--- START OF SELECTED TEXT ---

I had the privilege of serving on the Board of Navjeevan Seva Mandal (NSM). Among other services, NSM provided education for children living in underserved areas. The NSM Hostel Model became one of our most significant contributions in this area.
The Challenge of Rural Education
Government schools provided basic access, but dropout rates were high. Many children from poor families were expected to work in the fields, care for siblings, or contribute to household chores. Distances made access difficult. Girls in particular faced cultural and economic barriers that kept them from completing even primary education. Literacy gaps between boys and girls were stark.
The Hostel Model
To bridge this gap, the NSM Hostel was established to provide a safe, supportive environment for children from poor families to continue their schooling. Hostels were set up in nearby towns with good government schools. By offering food, accommodation, and mentoring, the hostel removed the daily obstacles of distance and household labour. Children could focus on learning from these government schools without the distractions and pressures that pulled them out of school.
Equal Opportunity for Girls
The hostel placed special emphasis on girls’ education. Families were more willing to allow daughters to study when they knew they would be cared for in a supervised environment. Over time, the literacy rate for girls caught up with and even surpassed that of boys in some age groups. Girls who might otherwise have remained illiterate completed primary school and moved into higher levels of education.
Ripple Effects
Education had ripple effects beyond the individual child. Families began to see the value of schooling when daughters and sons brought home books, certificates, and new skills. Educated youth became role models, inspiring others in their villages. Over time, the perception that “education is not for us” began to change. Over time, girls especially took up the challenge of going to distant places and utilised opportunities to study and come up in life.
Lessons Learned
The NSM Hostel Model proved that targeted support can break cycles of exclusion. Education is not only about classrooms; it is about creating conditions in which poor children can learn, persist, and succeed. By giving children the chance to study, we were giving families and communities a chance to rise out of poverty.

--- END OF SELECTED TEXT ---
--- START OF SUPPLIED DATA ---

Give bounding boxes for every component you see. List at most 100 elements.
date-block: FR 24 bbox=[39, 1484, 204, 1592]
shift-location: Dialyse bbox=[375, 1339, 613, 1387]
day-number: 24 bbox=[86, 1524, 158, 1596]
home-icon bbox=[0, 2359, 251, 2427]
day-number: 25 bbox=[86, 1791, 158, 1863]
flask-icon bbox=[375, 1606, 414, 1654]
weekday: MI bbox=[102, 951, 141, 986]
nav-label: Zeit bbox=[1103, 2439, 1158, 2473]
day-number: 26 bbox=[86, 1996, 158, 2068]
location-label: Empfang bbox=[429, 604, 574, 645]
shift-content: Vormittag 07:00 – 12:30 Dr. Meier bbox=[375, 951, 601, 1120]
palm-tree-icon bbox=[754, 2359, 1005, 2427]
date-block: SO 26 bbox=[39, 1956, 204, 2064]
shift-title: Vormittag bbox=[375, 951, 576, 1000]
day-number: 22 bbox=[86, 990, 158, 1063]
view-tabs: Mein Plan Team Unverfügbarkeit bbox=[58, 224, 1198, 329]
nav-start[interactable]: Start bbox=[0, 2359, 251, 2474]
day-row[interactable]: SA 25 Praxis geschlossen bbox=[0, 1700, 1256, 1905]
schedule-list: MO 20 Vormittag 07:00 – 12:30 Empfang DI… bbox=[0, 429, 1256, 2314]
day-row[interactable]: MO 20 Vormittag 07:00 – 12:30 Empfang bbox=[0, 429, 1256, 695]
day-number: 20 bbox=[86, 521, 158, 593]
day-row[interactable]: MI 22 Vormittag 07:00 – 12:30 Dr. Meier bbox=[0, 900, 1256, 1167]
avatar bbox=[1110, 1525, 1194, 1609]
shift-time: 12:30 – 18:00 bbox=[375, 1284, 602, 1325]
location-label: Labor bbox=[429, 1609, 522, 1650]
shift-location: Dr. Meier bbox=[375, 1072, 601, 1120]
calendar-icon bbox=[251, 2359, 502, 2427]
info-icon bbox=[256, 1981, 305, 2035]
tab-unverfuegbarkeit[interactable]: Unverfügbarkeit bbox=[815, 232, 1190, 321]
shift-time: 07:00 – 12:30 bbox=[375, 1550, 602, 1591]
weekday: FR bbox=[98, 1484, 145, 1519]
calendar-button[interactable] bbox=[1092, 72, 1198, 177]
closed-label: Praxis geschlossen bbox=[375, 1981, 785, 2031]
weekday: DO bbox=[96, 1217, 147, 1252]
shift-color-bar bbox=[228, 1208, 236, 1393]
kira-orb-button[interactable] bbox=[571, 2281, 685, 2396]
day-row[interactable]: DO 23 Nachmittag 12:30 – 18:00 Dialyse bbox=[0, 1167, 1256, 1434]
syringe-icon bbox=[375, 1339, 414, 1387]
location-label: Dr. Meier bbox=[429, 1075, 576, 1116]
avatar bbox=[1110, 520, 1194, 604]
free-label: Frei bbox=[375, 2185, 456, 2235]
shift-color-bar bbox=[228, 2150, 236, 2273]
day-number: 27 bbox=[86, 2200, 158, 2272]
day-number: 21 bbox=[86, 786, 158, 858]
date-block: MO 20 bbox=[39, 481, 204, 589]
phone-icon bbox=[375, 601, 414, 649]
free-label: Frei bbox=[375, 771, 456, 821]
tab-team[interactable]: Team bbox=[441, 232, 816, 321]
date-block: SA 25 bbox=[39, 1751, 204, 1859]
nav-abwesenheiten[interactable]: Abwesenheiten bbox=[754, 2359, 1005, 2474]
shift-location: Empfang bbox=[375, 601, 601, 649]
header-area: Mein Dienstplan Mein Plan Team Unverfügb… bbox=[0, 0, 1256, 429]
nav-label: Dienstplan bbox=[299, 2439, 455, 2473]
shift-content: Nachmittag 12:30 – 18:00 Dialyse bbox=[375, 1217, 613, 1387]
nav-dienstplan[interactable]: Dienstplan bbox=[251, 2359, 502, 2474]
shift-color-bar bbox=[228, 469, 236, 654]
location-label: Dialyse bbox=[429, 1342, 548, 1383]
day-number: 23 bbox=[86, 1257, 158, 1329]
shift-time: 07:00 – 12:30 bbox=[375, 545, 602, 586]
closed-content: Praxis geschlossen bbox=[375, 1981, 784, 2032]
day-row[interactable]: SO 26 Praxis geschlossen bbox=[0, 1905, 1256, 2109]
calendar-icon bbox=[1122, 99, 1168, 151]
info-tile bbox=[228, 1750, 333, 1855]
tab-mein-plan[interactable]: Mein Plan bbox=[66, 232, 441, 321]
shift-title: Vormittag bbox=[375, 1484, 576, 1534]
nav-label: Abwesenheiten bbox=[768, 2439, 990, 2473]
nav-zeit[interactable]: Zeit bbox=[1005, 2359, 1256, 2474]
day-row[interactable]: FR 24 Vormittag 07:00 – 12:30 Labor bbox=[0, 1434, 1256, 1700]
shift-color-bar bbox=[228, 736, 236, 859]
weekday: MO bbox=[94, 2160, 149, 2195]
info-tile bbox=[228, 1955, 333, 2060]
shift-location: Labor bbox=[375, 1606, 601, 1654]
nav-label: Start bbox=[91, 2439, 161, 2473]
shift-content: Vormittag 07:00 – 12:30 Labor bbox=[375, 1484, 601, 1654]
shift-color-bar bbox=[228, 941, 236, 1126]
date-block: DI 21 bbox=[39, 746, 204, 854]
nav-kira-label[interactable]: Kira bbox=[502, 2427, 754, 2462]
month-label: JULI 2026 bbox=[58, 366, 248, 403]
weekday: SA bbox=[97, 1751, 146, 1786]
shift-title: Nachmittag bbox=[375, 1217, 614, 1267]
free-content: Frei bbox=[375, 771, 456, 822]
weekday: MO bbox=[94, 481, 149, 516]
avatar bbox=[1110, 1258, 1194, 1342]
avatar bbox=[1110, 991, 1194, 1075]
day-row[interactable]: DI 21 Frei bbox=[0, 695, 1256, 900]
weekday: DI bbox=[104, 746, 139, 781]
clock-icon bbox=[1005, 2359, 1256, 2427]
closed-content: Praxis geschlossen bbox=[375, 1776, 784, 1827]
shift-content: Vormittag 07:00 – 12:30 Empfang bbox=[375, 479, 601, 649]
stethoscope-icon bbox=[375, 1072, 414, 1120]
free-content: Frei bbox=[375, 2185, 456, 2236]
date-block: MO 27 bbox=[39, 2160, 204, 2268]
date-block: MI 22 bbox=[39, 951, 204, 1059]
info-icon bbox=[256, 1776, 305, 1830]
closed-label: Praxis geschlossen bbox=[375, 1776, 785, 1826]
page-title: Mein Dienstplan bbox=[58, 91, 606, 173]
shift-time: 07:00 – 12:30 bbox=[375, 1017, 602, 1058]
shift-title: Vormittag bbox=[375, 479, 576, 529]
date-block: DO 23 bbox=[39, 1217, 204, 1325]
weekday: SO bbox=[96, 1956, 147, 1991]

--- END OF SUPPLIED DATA ---

** OBJECTIVE **
In the account of the NSM Hostel Model, where were the hostels set up? The entries have nothing to do with the account of the NSM Hostel Model.

** THE OUTPUT **
In nearby towns with good government schools.